> **What is required**:
Copy all lines below containing "type".

start Stored rows

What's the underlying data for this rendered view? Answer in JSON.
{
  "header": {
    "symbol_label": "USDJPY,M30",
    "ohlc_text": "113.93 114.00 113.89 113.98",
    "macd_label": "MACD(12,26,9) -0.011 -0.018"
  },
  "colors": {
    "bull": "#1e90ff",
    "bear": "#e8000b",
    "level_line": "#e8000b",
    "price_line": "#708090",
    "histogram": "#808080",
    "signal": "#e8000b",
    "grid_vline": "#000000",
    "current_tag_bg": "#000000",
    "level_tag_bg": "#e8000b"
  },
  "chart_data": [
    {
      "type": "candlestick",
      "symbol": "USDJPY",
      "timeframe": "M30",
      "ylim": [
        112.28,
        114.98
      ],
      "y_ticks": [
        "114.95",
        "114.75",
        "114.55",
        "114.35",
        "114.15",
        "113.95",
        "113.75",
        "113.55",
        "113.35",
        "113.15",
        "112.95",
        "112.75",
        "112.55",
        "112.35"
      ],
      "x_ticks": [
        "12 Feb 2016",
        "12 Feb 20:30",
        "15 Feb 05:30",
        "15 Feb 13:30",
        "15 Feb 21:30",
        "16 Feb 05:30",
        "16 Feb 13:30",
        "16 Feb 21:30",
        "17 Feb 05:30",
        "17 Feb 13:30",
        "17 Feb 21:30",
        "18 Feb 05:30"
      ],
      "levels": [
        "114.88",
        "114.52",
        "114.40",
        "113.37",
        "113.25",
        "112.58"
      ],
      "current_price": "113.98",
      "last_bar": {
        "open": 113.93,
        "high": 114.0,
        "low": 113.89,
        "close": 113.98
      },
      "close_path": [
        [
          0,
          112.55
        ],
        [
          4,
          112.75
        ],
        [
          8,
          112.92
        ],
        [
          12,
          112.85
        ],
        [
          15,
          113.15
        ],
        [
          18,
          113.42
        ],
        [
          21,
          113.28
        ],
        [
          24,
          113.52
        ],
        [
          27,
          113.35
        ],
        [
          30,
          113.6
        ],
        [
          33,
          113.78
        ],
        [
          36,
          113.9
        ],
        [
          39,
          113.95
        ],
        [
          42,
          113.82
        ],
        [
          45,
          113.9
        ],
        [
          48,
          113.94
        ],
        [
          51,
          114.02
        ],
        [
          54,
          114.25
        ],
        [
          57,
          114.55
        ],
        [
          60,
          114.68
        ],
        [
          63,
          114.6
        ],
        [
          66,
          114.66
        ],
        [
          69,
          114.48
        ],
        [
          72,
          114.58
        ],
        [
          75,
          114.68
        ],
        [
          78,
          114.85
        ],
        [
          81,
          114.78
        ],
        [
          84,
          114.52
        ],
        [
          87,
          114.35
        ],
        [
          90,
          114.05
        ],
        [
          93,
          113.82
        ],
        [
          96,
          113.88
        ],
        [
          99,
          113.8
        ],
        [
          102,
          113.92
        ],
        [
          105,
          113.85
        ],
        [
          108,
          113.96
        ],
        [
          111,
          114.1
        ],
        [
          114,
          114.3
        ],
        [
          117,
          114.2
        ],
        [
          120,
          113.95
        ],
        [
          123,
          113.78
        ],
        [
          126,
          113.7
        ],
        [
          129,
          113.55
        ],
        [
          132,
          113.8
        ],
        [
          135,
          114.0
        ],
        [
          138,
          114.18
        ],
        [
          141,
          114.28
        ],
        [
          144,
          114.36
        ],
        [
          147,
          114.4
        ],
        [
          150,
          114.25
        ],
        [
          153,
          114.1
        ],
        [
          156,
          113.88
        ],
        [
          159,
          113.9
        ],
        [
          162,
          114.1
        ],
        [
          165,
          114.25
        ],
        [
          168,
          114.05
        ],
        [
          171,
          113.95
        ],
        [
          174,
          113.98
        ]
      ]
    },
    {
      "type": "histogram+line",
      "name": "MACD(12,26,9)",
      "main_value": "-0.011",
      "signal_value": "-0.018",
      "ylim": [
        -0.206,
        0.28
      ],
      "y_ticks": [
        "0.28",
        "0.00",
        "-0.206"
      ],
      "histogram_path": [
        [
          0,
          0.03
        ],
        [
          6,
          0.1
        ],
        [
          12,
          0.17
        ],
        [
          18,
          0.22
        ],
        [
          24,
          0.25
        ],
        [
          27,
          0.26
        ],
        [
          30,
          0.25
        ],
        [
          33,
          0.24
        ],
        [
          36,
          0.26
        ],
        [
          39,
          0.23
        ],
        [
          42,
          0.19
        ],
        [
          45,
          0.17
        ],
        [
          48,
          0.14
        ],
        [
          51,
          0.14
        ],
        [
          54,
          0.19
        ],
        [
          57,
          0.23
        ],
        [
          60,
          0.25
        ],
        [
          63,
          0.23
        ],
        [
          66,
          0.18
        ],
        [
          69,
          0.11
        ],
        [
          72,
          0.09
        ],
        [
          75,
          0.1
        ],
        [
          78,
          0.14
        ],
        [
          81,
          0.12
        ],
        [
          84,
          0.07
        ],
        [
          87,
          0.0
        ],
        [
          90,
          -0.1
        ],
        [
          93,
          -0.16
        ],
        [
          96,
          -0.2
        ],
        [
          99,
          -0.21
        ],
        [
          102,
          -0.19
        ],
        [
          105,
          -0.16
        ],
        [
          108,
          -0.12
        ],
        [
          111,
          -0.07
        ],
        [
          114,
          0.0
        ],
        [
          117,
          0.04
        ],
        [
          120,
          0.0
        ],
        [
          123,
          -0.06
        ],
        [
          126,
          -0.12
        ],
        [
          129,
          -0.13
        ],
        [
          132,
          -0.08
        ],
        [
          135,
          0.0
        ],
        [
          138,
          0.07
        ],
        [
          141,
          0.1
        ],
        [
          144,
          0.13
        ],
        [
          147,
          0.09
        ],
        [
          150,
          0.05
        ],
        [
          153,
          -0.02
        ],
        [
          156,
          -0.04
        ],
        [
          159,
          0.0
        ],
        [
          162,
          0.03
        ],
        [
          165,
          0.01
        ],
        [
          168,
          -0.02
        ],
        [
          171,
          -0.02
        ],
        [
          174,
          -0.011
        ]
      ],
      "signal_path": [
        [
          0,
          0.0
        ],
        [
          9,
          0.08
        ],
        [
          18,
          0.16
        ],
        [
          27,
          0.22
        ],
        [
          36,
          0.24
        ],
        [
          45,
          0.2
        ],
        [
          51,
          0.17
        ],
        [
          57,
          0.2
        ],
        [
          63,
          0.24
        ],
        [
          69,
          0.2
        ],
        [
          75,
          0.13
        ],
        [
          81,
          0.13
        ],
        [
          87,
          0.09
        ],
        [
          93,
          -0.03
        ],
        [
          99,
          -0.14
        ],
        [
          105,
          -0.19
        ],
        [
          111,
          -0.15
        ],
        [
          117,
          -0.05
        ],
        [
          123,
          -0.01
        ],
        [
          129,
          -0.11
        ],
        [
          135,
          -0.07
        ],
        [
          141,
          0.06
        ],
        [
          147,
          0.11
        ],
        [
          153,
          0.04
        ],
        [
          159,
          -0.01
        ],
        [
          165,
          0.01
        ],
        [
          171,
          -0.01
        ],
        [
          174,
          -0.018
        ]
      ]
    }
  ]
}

end Stored rows

> **Response for this exercise**:
      "type": "candlestick",
      "type": "histogram+line",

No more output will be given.